• TEKS HALAMAN

________________

Menurutnya, Pasal 55 RKHUP ini seolah-olah membuat konsep pertanggungjawaban korporasi dan pengurus korporasi sebagai suatu hal yang interchangeable. Baginya, hal tersebut salah kaprah karena prinsip dan justifikasi pertanggungjawaban korporasi dengan pertanggungjawaban pengurus merupakan hal berbeda.

 

“Memintakan pertanggungjawaban pidana terhadap pengurus yang belum tentu mengetahui tindak pidana yang dilakukan oleh bawahannya, sama saja mempidanakan pengurus tanpa adanya kesalahan dan telah melanggar prinsip ‘tiada pidana tanpa kesalahan’,” bebernya.

 

Sementara materi muatan Pasal 56 RKUHP terdapat rumusan yang terlalu rumit dan sulit dipahami. Pasal ini menyebutkan, Korporasi dapat dimintai pertanggungjawaban secara pidana atas suatu perbuatan yang dilakukan untuk dan/atau atas nama Korporasi jika perbuatan tersebut termasuk dalam lingkup usaha atau kegiatan sebagaimana ditentukan dalam anggaran dasar atau ketentuan lain yang berlaku bagi Korporasi yang bersang­kutan atau jika perbuatan tersebut dilakukan di luar lingkup usaha atau kegiatan yang menguntungkan atau dilakukan demi kepentingan Korporasi.”

________________

• URAIAN TUGAS
Perbarui bagian teks tentang pertanggungjawaban pidana korporasi dari "Menurutnya, Pasal 55" sampai dengan "merupakan hal berbeda.", dan ganti "salah kaprah" menjadi "keliru".

• Entri dari sumber data
________________

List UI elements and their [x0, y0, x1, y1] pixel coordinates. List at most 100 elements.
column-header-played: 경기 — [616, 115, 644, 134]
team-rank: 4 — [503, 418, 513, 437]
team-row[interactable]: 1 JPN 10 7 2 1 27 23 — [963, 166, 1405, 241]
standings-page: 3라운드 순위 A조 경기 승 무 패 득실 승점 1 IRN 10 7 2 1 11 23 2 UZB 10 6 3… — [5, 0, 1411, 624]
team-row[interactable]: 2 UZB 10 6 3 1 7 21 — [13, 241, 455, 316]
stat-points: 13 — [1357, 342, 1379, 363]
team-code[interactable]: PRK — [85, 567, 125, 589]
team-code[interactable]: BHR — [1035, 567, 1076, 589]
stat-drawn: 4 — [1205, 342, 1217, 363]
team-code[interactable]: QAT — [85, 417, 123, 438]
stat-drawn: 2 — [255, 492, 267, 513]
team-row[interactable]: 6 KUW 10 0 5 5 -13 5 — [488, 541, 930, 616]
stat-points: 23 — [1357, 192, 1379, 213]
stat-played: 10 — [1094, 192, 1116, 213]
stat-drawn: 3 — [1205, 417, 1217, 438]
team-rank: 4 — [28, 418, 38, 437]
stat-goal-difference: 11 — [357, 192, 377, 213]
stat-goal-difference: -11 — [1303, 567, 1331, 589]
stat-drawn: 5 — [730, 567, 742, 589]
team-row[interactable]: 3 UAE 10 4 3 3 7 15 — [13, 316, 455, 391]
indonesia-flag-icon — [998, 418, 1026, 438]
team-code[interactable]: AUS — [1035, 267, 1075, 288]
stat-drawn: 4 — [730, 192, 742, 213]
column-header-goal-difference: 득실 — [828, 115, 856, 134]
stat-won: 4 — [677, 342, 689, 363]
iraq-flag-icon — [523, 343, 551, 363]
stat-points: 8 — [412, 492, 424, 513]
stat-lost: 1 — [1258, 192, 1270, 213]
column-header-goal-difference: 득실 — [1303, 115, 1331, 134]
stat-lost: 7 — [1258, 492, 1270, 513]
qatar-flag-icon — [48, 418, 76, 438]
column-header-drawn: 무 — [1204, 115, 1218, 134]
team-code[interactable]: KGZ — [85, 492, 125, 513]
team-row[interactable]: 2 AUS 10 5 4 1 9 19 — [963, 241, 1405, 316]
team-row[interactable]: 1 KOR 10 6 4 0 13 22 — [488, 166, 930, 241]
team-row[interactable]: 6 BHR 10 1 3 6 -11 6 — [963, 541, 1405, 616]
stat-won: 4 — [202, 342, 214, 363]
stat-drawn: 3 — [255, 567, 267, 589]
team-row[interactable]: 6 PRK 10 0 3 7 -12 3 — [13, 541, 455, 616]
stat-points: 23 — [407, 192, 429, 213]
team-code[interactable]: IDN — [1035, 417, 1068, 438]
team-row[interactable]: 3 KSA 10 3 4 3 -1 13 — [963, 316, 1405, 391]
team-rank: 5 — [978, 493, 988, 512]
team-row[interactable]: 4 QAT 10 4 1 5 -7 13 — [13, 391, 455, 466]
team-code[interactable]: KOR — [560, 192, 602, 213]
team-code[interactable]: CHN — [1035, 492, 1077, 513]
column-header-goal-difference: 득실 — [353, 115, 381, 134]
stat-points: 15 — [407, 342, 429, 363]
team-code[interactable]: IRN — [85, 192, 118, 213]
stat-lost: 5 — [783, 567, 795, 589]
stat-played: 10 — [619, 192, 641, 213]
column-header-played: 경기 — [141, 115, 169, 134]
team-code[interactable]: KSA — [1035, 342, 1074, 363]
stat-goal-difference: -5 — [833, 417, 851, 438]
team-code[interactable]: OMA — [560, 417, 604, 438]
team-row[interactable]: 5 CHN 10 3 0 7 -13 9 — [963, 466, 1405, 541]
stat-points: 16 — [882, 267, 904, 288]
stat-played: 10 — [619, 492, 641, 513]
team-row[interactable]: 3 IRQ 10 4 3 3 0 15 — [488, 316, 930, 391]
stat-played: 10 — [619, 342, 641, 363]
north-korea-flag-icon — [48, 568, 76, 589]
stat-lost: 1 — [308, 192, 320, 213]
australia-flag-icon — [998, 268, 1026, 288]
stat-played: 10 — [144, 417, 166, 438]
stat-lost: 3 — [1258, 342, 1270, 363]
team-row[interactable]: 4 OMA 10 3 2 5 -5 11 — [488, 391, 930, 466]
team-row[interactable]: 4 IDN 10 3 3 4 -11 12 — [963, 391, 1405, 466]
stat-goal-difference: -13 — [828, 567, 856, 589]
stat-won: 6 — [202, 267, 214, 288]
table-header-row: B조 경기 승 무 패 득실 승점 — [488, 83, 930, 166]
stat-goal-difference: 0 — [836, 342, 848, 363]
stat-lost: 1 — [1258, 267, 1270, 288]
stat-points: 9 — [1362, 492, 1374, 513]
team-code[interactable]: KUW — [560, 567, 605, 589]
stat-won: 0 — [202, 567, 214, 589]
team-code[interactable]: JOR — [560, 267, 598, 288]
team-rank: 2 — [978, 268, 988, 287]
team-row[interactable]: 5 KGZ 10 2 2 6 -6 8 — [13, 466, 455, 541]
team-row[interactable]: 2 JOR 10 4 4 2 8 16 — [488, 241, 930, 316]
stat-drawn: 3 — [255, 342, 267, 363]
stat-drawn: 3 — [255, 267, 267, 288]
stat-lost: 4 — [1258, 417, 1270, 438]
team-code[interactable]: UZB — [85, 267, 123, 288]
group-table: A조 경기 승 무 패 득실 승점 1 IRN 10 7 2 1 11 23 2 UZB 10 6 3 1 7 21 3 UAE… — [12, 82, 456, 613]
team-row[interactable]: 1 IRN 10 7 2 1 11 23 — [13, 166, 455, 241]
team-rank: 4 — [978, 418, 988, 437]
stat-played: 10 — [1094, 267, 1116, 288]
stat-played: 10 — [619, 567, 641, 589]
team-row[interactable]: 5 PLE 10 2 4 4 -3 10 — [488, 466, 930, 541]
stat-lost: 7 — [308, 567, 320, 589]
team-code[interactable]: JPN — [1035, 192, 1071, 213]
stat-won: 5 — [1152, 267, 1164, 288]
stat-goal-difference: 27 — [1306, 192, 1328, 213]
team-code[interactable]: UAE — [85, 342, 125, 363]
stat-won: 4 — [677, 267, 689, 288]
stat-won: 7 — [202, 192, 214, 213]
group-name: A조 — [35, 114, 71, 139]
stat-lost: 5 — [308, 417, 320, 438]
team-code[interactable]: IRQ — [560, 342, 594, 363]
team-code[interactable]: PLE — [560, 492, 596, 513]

________________

• JAWABAN DI BAWAH
Menurutnya, Pasal 55 RKHUP ini seolah-olah membuat konsep pertanggungjawaban korporasi dan pengurus korporasi sebagai suatu hal yang interchangeable. Baginya, hal tersebut keliru karena prinsip dan justifikasi pertanggungjawaban korporasi dengan pertanggungjawaban pengurus merupakan hal berbeda.